Exercise » Could you print, character for character, the lines of the data below that start with the line containing "heatmap-cell <box>95 1003 181 1094</box>" and go on through the line containing "heatmap-cell <box>349 735 435 826</box>", with both of those lines included and no others?
===== Data to process =====
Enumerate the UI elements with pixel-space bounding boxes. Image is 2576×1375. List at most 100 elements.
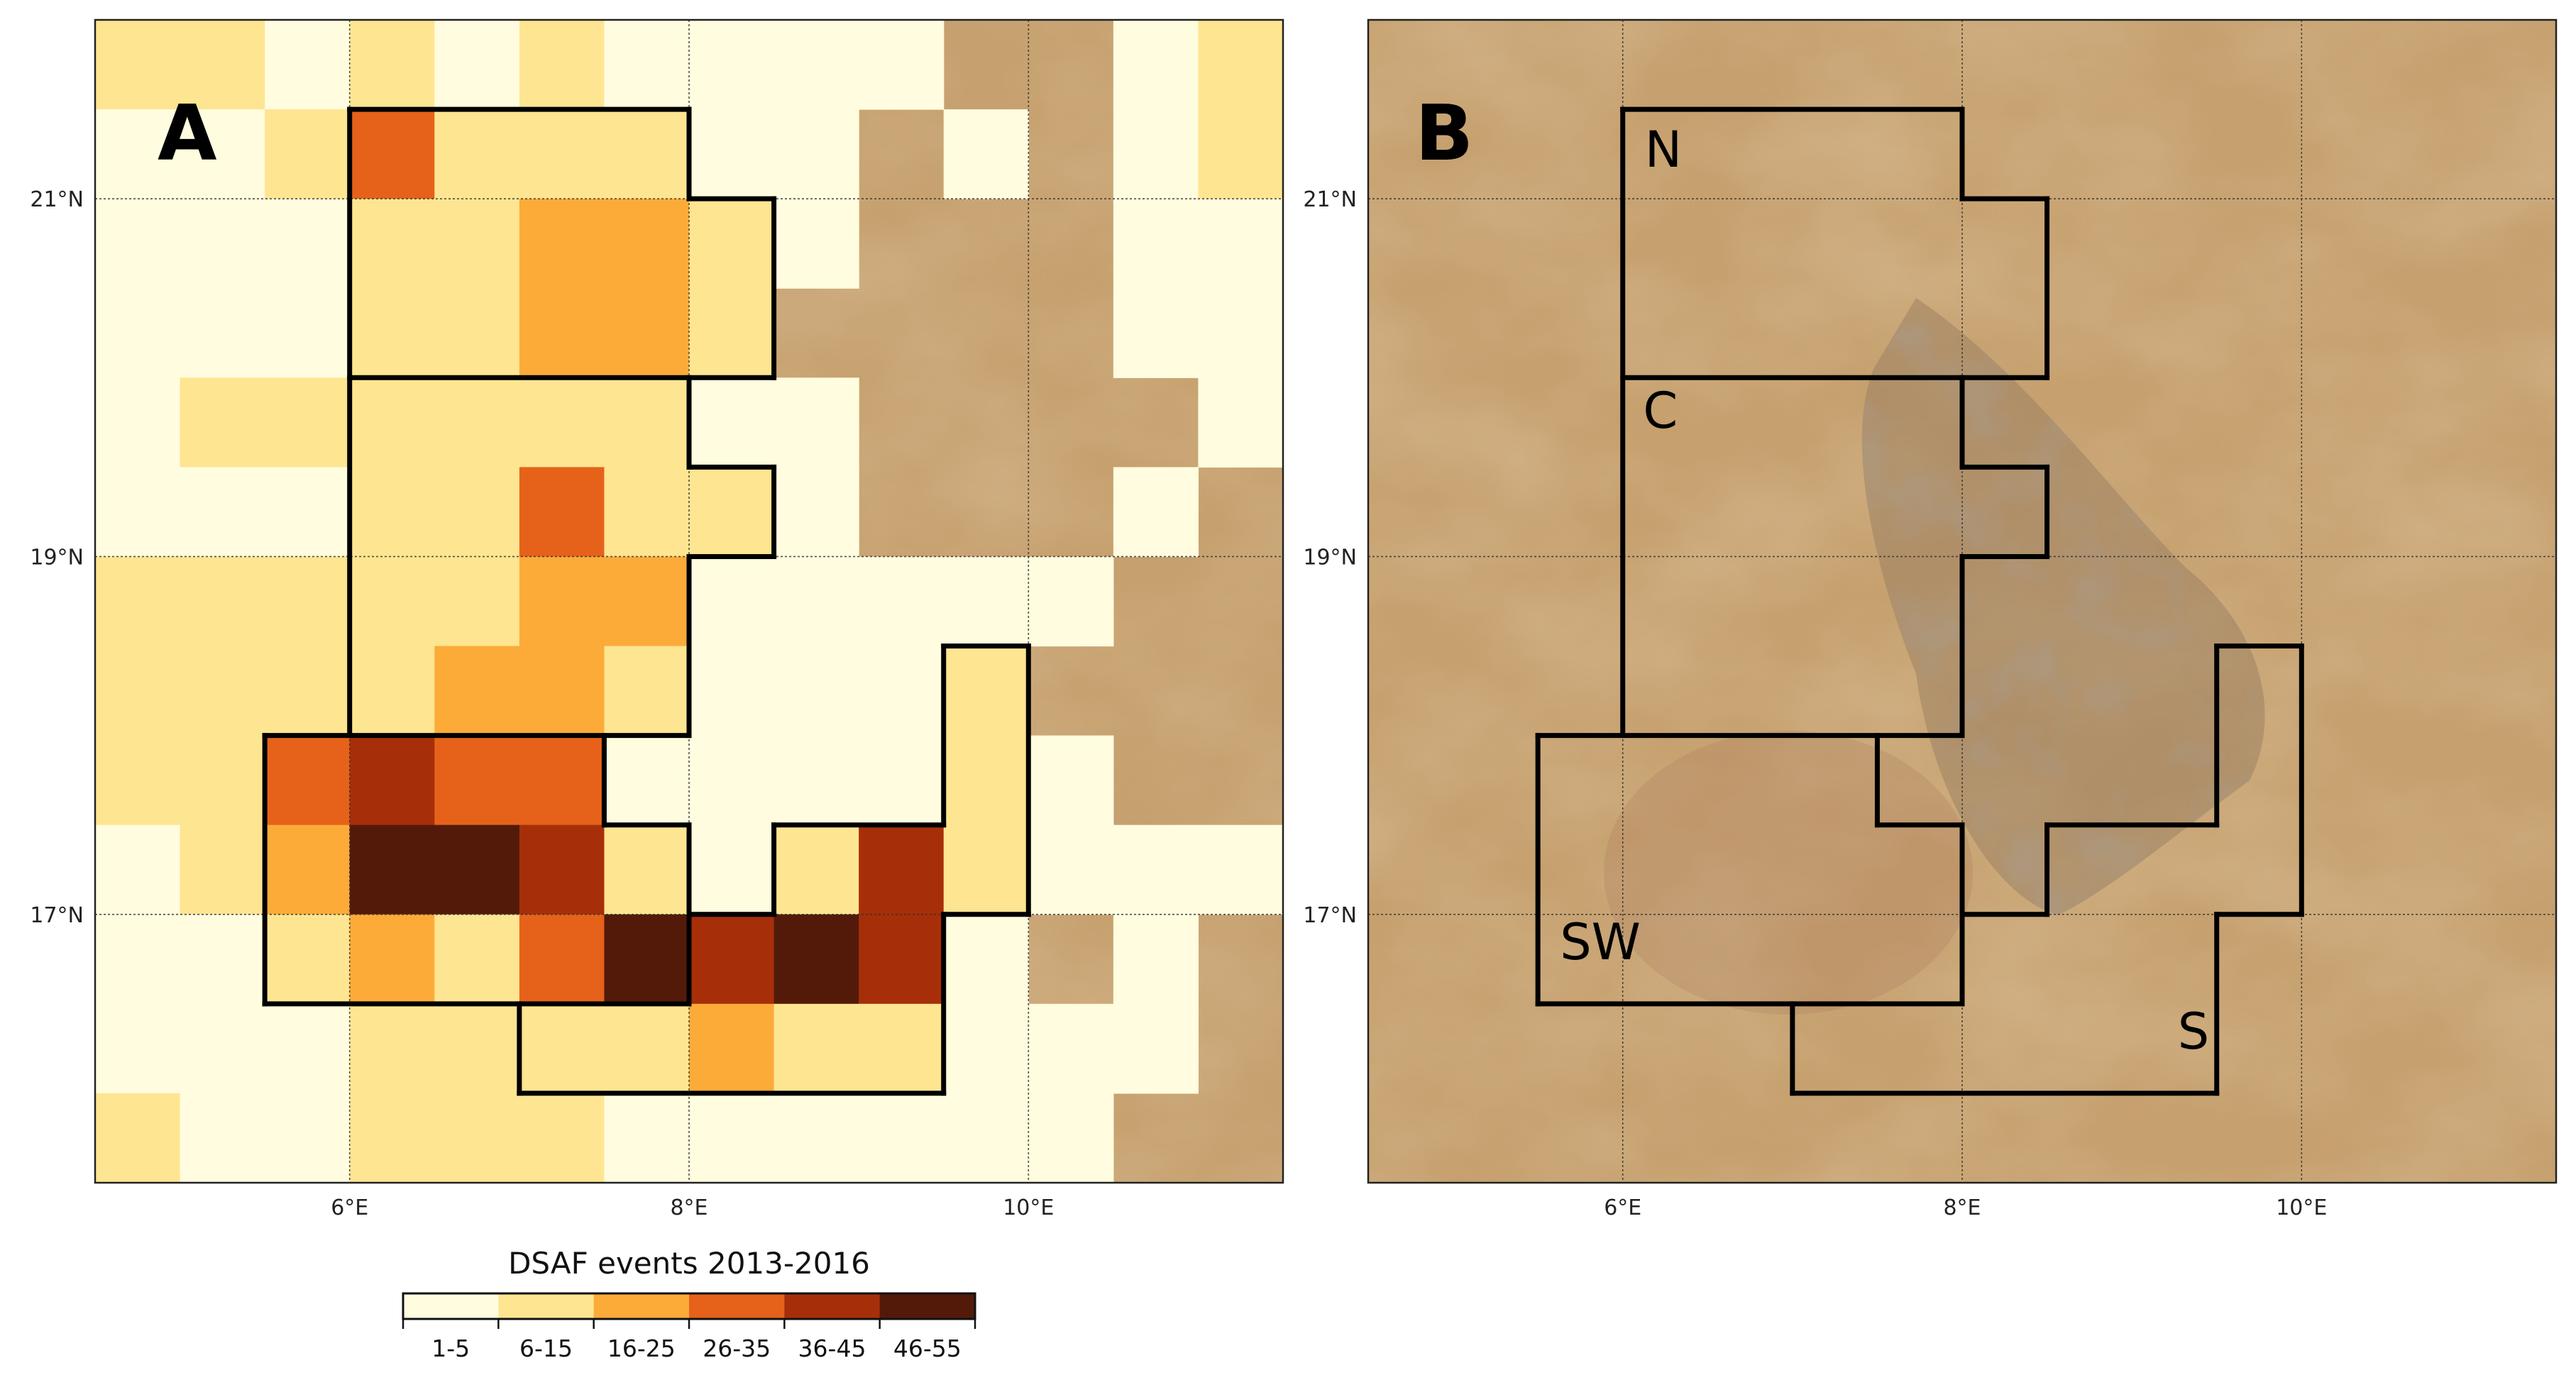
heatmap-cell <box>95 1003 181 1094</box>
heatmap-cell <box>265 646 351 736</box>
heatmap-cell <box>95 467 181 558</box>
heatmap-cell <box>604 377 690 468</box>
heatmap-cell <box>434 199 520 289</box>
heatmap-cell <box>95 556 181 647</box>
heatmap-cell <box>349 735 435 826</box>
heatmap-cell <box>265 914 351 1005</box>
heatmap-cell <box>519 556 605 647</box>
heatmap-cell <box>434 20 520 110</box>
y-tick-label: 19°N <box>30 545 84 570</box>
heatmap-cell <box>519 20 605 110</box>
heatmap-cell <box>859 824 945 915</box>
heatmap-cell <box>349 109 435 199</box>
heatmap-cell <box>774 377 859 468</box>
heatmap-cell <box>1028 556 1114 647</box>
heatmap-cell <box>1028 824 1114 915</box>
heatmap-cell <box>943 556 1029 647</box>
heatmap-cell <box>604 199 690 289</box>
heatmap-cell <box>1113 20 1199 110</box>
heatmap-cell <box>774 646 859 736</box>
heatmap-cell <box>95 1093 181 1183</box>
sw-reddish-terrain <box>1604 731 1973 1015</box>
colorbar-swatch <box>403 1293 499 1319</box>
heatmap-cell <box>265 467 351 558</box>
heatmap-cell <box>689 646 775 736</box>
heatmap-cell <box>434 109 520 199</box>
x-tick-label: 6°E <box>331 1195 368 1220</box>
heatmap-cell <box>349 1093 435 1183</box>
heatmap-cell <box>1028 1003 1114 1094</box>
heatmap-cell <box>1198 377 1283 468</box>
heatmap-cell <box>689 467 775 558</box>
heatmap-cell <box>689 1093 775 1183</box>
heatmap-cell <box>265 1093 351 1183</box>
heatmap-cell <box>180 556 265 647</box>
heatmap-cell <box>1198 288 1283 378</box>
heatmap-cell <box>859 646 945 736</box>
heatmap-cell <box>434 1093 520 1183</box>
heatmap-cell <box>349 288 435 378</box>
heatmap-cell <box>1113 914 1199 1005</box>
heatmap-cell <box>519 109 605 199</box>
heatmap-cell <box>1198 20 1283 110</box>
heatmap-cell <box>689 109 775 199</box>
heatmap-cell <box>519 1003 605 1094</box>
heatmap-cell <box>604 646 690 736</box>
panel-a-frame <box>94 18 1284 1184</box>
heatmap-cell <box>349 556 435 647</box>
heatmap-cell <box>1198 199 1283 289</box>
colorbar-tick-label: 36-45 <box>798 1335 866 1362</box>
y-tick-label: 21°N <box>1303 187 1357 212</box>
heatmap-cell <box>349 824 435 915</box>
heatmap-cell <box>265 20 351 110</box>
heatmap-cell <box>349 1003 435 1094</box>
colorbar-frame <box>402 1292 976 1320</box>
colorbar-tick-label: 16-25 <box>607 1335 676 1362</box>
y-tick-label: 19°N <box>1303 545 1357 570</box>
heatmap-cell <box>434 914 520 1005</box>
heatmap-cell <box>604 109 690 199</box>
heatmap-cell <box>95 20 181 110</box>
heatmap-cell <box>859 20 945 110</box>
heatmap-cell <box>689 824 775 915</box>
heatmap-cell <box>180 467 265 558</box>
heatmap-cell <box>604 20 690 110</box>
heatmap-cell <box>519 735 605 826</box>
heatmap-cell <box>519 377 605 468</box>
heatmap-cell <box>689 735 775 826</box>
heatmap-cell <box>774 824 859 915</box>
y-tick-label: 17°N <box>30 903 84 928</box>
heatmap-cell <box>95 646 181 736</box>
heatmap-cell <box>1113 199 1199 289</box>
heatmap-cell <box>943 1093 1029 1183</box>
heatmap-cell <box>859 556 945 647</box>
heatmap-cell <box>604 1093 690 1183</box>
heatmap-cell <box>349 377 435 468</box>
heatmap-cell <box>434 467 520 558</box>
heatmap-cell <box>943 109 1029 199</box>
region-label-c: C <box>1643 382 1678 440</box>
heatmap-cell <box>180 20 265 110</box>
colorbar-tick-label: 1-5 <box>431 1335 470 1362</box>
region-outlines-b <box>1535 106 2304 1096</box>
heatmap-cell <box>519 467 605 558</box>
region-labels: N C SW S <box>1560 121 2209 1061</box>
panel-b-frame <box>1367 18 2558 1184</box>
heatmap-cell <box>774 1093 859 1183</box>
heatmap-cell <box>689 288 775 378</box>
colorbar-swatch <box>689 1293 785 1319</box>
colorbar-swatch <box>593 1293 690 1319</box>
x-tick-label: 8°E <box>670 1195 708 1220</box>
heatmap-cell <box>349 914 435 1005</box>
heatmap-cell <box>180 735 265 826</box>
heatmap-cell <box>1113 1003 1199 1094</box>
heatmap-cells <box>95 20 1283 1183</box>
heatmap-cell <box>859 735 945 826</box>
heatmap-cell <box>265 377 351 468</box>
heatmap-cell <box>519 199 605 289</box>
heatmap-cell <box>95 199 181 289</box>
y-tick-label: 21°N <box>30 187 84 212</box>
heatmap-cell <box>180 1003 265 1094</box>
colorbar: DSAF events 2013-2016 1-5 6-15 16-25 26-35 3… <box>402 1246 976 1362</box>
=====
===== Data to process =====
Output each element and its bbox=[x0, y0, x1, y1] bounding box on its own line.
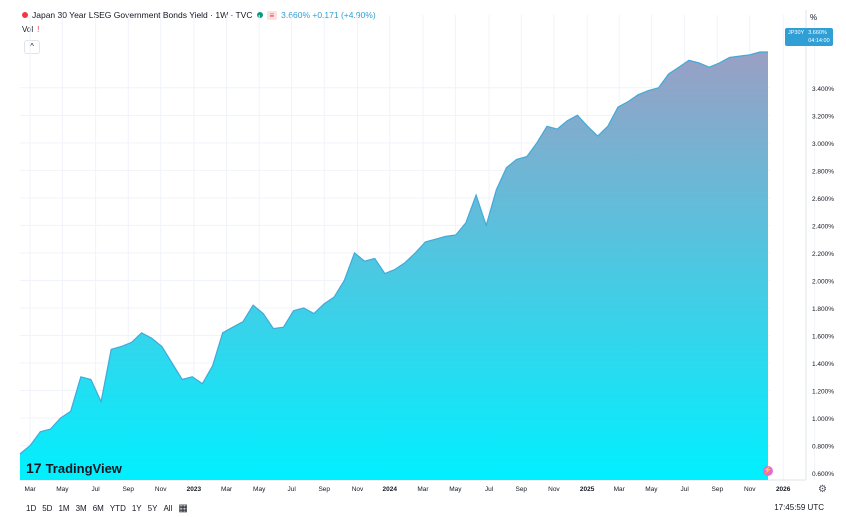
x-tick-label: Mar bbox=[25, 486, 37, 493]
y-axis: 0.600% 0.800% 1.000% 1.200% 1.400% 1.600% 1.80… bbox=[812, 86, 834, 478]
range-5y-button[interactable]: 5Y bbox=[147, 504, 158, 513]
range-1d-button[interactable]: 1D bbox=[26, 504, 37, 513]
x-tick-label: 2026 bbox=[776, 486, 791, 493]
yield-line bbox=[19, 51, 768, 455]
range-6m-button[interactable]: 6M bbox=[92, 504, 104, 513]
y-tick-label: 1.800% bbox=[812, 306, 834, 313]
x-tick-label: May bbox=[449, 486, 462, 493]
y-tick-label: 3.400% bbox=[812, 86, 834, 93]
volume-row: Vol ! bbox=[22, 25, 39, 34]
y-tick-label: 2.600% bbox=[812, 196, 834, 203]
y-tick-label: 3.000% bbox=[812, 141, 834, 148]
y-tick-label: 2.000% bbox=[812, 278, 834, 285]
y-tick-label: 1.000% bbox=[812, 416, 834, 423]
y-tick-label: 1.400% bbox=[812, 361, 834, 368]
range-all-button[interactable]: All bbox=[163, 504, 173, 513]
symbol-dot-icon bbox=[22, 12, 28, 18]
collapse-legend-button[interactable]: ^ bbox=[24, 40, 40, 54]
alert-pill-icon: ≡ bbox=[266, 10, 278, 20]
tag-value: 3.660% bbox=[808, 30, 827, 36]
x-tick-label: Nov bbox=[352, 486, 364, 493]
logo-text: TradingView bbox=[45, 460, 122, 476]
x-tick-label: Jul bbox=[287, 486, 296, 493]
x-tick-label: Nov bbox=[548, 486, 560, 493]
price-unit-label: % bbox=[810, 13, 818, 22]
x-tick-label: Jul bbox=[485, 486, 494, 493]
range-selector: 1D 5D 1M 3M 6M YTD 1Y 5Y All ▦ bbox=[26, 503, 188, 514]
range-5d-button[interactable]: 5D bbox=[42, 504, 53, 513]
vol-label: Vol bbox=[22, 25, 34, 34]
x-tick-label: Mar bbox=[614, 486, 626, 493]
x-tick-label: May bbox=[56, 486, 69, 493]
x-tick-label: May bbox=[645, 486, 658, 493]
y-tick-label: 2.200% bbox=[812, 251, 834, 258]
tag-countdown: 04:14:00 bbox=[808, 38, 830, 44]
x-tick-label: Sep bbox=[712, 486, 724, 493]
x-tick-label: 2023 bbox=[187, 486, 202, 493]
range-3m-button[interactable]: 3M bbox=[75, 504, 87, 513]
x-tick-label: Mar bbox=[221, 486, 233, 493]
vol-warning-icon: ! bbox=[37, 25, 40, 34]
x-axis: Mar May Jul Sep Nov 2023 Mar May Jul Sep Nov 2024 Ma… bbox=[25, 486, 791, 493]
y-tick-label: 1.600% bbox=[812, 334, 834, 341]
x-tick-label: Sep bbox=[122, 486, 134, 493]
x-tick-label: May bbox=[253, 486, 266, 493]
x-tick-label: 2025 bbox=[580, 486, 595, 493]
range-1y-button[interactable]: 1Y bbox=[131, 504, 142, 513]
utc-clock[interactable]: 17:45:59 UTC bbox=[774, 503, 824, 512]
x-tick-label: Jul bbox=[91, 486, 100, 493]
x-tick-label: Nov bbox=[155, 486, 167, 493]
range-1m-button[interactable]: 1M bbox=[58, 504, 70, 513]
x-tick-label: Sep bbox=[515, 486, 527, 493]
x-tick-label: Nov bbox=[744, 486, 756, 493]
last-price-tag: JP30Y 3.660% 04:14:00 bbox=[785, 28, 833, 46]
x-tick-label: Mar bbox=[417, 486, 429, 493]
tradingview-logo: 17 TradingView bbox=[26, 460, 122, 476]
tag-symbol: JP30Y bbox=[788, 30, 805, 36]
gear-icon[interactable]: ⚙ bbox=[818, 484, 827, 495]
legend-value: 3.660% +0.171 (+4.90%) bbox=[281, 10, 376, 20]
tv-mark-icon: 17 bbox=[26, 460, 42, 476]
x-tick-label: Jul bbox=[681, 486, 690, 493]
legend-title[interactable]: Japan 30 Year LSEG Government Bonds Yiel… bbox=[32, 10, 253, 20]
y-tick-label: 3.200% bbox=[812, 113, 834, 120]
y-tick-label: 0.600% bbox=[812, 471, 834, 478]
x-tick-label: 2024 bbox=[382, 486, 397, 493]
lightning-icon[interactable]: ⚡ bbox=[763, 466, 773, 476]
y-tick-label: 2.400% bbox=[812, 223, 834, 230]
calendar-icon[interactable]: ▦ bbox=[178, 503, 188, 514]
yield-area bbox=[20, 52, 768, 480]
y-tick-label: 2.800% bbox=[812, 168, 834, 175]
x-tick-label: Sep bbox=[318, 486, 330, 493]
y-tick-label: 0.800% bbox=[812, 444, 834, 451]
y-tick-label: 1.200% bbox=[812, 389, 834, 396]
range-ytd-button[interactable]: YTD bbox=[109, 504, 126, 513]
=====
Right answer »
heatmap-cell <box>95 1003 181 1094</box>
heatmap-cell <box>265 646 351 736</box>
heatmap-cell <box>95 467 181 558</box>
heatmap-cell <box>604 377 690 468</box>
heatmap-cell <box>434 199 520 289</box>
heatmap-cell <box>95 556 181 647</box>
heatmap-cell <box>349 735 435 826</box>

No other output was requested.